● **Aim**
Reproduce the listing exactly, with no pictures in your copy.

Start of Data in this exercise

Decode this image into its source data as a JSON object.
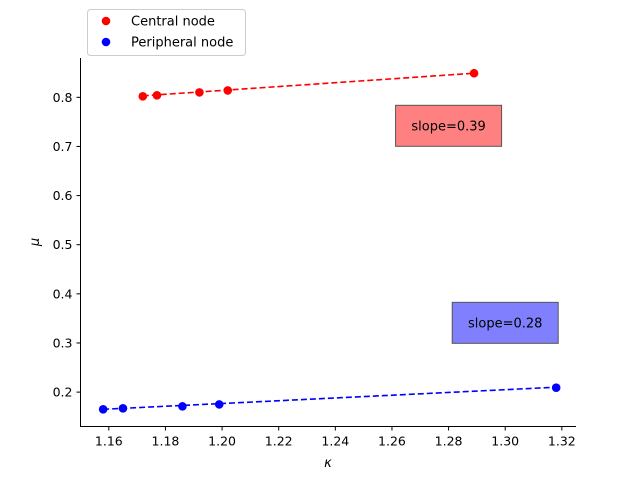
{
  "chart_data": {
    "type": "scatter",
    "title": "",
    "xlabel": "κ",
    "ylabel": "μ",
    "xlim": [
      1.15,
      1.325
    ],
    "ylim": [
      0.13,
      0.88
    ],
    "xticks": [
      1.16,
      1.18,
      1.2,
      1.22,
      1.24,
      1.26,
      1.28,
      1.3,
      1.32
    ],
    "yticks": [
      0.2,
      0.3,
      0.4,
      0.5,
      0.6,
      0.7,
      0.8
    ],
    "xtick_labels": [
      "1.16",
      "1.18",
      "1.20",
      "1.22",
      "1.24",
      "1.26",
      "1.28",
      "1.30",
      "1.32"
    ],
    "ytick_labels": [
      "0.2",
      "0.3",
      "0.4",
      "0.5",
      "0.6",
      "0.7",
      "0.8"
    ],
    "grid": false,
    "legend_position": "top-left, above plot",
    "series": [
      {
        "name": "Central node",
        "color": "#ff0000",
        "points": [
          [
            1.172,
            0.802
          ],
          [
            1.177,
            0.804
          ],
          [
            1.192,
            0.81
          ],
          [
            1.202,
            0.814
          ],
          [
            1.289,
            0.849
          ]
        ],
        "fit": [
          [
            1.172,
            0.803
          ],
          [
            1.289,
            0.849
          ]
        ]
      },
      {
        "name": "Peripheral node",
        "color": "#0000ff",
        "points": [
          [
            1.158,
            0.165
          ],
          [
            1.165,
            0.167
          ],
          [
            1.186,
            0.171
          ],
          [
            1.199,
            0.175
          ],
          [
            1.318,
            0.209
          ]
        ],
        "fit": [
          [
            1.158,
            0.165
          ],
          [
            1.318,
            0.21
          ]
        ]
      }
    ],
    "annotations": [
      {
        "text": "slope=0.39",
        "x": 1.28,
        "y": 0.742,
        "bg": "#ff8080"
      },
      {
        "text": "slope=0.28",
        "x": 1.3,
        "y": 0.341,
        "bg": "#8080ff"
      }
    ]
  }
}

End of Data in this exercise

● **Result**
Decode this image into its source data as a JSON object.
{
  "chart_data": {
    "type": "scatter",
    "title": "",
    "xlabel": "κ",
    "ylabel": "μ",
    "xlim": [
      1.15,
      1.325
    ],
    "ylim": [
      0.13,
      0.88
    ],
    "xticks": [
      1.16,
      1.18,
      1.2,
      1.22,
      1.24,
      1.26,
      1.28,
      1.3,
      1.32
    ],
    "yticks": [
      0.2,
      0.3,
      0.4,
      0.5,
      0.6,
      0.7,
      0.8
    ],
    "xtick_labels": [
      "1.16",
      "1.18",
      "1.20",
      "1.22",
      "1.24",
      "1.26",
      "1.28",
      "1.30",
      "1.32"
    ],
    "ytick_labels": [
      "0.2",
      "0.3",
      "0.4",
      "0.5",
      "0.6",
      "0.7",
      "0.8"
    ],
    "grid": false,
    "legend_position": "top-left, above plot",
    "series": [
      {
        "name": "Central node",
        "color": "#ff0000",
        "points": [
          [
            1.172,
            0.802
          ],
          [
            1.177,
            0.804
          ],
          [
            1.192,
            0.81
          ],
          [
            1.202,
            0.814
          ],
          [
            1.289,
            0.849
          ]
        ],
        "fit": [
          [
            1.172,
            0.803
          ],
          [
            1.289,
            0.849
          ]
        ]
      },
      {
        "name": "Peripheral node",
        "color": "#0000ff",
        "points": [
          [
            1.158,
            0.165
          ],
          [
            1.165,
            0.167
          ],
          [
            1.186,
            0.171
          ],
          [
            1.199,
            0.175
          ],
          [
            1.318,
            0.209
          ]
        ],
        "fit": [
          [
            1.158,
            0.165
          ],
          [
            1.318,
            0.21
          ]
        ]
      }
    ],
    "annotations": [
      {
        "text": "slope=0.39",
        "x": 1.28,
        "y": 0.742,
        "bg": "#ff8080"
      },
      {
        "text": "slope=0.28",
        "x": 1.3,
        "y": 0.341,
        "bg": "#8080ff"
      }
    ]
  }
}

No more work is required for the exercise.